TASK A
Retype the passage of the kernel patch description starting at "As analyzed by" and ending at "this separately later.".

TEXT TO READ
A function that is called __collapse_huge_page_swapin() and documented
to "Bring missing pages in from swap" will handle other types as well.

As analyzed by David[1], we could have ended up with the following
entry types right before do_swap_page():

(1) Migration entries. We would have waited.
-> Maybe worth it to wait, maybe not. We suspect we don't stumble
into that frequently such that we don't care. We could always
unlock this separately later.

(2) Device-exclusive entries. We would have converted to non-exclusive.
-> See make_device_exclusive(), we cannot tolerate PMD entries and
have to split them through FOLL_SPLIT_PMD. As popped up during
a recent discussion, collapsing here is actually
counter-productive, because the next conversion will PTE-map
it again.
-> Ok to not collapse.

(3) Device-private entries. We would have migrated to RAM.
-> Device-private still does not support THPs, so collapsing right
now just means that the next device access would split the
folio again.
-> Ok to not collapse.

TASK B
Render the entries below as a Markdown table with the columns No. and Line, one row per line, with blank lines omitted. Include only the lines starting at the first line of the entries and ending at the line that contains "paragraph: Периферический отдел".

ENTRIES
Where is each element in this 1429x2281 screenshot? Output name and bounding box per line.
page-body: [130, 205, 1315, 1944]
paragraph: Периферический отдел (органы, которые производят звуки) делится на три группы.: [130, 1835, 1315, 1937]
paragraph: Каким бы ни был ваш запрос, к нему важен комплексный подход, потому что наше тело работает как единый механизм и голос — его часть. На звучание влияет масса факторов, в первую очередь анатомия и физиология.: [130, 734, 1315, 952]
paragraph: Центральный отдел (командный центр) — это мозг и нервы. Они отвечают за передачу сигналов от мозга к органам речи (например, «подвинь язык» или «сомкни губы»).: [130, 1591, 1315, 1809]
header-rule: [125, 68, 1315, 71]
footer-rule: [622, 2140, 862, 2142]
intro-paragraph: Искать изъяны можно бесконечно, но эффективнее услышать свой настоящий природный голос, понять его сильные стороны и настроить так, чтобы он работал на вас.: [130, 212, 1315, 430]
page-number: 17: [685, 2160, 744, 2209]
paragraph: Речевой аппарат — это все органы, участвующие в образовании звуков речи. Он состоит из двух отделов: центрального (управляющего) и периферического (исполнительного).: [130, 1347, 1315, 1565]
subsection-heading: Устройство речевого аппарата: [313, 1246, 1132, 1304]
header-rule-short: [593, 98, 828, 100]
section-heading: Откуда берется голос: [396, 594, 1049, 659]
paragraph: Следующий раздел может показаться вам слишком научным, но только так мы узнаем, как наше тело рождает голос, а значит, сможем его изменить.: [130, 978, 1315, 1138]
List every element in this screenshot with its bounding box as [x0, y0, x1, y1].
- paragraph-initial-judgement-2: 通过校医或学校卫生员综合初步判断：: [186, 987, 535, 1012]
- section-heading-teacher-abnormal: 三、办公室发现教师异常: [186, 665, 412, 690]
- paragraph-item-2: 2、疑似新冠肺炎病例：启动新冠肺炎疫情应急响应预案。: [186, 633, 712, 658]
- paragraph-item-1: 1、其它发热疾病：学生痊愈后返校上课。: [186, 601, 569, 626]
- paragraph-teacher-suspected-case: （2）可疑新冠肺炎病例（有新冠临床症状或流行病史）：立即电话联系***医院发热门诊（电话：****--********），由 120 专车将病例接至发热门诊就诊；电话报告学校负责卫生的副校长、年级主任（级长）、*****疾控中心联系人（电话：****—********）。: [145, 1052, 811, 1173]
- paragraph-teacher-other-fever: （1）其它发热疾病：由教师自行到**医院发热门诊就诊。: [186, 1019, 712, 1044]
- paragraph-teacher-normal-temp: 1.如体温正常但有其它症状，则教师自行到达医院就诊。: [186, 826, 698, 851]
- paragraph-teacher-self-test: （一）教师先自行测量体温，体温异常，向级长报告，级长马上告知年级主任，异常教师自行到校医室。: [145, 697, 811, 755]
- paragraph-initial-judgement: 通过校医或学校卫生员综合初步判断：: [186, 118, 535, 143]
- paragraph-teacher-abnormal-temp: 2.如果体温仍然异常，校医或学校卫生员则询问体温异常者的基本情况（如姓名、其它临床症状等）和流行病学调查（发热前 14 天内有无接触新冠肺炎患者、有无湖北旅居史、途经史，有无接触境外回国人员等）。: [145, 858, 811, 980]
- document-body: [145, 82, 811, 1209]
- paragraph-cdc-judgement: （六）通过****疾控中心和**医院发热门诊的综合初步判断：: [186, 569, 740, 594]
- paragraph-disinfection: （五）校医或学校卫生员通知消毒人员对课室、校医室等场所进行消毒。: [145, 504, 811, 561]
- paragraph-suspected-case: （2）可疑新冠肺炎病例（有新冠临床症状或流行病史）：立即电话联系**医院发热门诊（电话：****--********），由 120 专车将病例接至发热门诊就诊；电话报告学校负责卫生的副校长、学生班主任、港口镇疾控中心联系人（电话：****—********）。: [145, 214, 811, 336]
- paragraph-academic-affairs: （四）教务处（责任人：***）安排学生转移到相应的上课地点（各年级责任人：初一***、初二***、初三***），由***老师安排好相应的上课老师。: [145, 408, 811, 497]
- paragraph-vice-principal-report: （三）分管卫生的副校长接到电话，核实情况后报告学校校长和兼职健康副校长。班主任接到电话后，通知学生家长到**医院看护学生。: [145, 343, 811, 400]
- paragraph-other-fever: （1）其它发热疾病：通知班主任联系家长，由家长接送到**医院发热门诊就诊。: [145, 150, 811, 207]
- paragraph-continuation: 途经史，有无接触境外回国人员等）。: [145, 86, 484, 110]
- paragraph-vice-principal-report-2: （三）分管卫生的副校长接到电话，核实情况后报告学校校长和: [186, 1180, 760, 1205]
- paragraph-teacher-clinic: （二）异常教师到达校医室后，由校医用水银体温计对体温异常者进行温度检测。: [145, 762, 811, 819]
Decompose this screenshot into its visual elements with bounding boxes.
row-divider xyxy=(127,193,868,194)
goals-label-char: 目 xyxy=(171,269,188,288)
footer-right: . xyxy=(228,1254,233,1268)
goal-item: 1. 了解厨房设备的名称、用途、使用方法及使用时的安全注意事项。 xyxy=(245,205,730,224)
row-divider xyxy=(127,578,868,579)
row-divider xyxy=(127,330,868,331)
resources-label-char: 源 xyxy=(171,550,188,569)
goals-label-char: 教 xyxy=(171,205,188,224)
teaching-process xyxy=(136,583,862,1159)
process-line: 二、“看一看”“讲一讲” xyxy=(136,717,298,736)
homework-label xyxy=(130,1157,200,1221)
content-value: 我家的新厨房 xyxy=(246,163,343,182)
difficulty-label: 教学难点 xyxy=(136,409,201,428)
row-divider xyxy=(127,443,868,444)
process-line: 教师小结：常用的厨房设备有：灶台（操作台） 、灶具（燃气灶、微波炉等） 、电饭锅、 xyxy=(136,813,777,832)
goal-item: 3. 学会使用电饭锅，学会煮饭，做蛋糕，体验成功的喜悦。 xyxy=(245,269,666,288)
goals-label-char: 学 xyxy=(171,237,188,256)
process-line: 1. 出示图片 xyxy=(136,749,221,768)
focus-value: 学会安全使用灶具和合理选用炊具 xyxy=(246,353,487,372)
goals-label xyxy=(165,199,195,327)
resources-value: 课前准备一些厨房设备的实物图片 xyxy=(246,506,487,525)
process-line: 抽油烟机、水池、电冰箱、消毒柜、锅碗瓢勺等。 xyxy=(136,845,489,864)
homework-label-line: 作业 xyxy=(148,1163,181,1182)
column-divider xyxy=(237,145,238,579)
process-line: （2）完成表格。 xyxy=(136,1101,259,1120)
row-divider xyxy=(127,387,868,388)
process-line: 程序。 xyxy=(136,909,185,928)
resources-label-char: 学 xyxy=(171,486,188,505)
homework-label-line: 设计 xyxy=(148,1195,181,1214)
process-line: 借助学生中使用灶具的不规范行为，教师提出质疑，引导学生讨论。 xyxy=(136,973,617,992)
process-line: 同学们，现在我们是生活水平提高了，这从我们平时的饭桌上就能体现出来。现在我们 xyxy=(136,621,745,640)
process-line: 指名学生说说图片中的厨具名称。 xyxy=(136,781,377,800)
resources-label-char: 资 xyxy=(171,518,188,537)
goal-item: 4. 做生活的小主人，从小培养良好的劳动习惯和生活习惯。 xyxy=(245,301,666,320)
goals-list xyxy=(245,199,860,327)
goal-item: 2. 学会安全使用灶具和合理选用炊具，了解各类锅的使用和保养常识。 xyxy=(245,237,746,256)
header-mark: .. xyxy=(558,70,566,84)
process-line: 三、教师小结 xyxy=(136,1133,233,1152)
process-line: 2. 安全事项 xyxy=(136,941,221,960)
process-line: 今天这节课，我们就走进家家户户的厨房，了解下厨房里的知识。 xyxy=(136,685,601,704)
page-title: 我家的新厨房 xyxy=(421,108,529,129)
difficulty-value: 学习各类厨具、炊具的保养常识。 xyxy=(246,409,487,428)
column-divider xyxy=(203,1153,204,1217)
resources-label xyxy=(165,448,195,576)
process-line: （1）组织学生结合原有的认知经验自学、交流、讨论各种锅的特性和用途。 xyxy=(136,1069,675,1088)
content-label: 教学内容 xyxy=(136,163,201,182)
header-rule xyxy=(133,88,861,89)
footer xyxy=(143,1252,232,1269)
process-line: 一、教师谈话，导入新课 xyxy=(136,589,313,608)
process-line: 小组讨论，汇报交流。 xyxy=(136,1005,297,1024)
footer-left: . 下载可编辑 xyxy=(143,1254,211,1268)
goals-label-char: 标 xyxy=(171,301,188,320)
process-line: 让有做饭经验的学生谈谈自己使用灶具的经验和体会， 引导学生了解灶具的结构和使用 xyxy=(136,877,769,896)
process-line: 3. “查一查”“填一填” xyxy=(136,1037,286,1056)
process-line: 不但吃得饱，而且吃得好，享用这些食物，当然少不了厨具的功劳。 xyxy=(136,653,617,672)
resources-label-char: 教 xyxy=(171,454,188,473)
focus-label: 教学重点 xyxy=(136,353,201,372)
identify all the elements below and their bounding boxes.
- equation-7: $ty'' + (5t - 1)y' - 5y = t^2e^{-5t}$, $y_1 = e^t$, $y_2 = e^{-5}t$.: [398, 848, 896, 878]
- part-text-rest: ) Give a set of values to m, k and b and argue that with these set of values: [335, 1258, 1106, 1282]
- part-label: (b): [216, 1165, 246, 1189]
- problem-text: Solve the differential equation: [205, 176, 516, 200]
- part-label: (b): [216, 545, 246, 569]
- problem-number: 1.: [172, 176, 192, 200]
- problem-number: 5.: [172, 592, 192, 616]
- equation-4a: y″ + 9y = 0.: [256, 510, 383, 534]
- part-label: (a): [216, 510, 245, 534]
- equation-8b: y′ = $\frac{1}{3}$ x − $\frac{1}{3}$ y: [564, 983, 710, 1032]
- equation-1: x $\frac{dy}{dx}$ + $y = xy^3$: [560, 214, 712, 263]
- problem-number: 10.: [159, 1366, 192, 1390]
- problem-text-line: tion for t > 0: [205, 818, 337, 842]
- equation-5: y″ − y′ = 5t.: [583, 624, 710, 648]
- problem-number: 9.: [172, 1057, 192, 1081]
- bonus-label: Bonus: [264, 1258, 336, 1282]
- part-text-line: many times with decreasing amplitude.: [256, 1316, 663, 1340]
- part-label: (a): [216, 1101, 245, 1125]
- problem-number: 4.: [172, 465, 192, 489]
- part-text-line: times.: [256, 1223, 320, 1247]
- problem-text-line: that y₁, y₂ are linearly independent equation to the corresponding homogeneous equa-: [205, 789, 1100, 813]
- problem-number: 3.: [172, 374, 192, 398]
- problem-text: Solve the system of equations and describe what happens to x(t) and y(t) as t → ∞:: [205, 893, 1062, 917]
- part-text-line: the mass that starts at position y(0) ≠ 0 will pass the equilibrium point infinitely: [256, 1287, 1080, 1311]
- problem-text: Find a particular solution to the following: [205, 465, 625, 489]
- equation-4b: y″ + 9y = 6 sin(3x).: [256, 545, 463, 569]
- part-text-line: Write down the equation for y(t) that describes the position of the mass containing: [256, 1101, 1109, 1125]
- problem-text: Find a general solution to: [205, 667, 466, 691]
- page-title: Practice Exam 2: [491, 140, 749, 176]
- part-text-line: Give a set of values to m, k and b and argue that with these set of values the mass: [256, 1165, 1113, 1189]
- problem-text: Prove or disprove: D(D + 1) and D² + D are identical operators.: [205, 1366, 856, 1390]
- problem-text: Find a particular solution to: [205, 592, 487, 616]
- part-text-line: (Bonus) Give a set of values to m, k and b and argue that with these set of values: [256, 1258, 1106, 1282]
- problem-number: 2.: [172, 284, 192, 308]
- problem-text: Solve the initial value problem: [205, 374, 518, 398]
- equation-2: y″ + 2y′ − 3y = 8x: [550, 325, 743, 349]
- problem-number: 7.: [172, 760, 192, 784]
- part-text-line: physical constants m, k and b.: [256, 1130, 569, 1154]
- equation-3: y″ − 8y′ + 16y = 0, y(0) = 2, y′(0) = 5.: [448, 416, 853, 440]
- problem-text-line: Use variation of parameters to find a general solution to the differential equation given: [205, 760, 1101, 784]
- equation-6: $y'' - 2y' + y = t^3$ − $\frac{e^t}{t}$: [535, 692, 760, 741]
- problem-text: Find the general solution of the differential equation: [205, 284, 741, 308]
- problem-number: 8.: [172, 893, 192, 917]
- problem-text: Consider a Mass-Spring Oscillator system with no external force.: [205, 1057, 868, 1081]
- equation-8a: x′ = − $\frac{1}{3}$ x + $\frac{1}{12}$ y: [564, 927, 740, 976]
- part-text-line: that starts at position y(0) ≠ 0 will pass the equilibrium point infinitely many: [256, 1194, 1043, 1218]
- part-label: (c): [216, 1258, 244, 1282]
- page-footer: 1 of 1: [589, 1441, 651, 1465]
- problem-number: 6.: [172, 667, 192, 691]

CORRECT OUTPUT A
As analyzed by David[1], we could have ended up with the following
entry types right before do_swap_page():

(1) Migration entries. We would have waited.
-> Maybe worth it to wait, maybe not. We suspect we don't stumble
into that frequently such that we don't care. We could always
unlock this separately later.

CORRECT OUTPUT B
| No. | Line |
|---|---|
| 1 | Where is each element in this 1429x2281 screenshot? Output name and bounding box per line. |
| 2 | page-body: [130, 205, 1315, 1944] |
| 3 | paragraph: Периферический отдел (органы, которые производят звуки) делится на три группы.: [130, 1835, 1315, 1937] |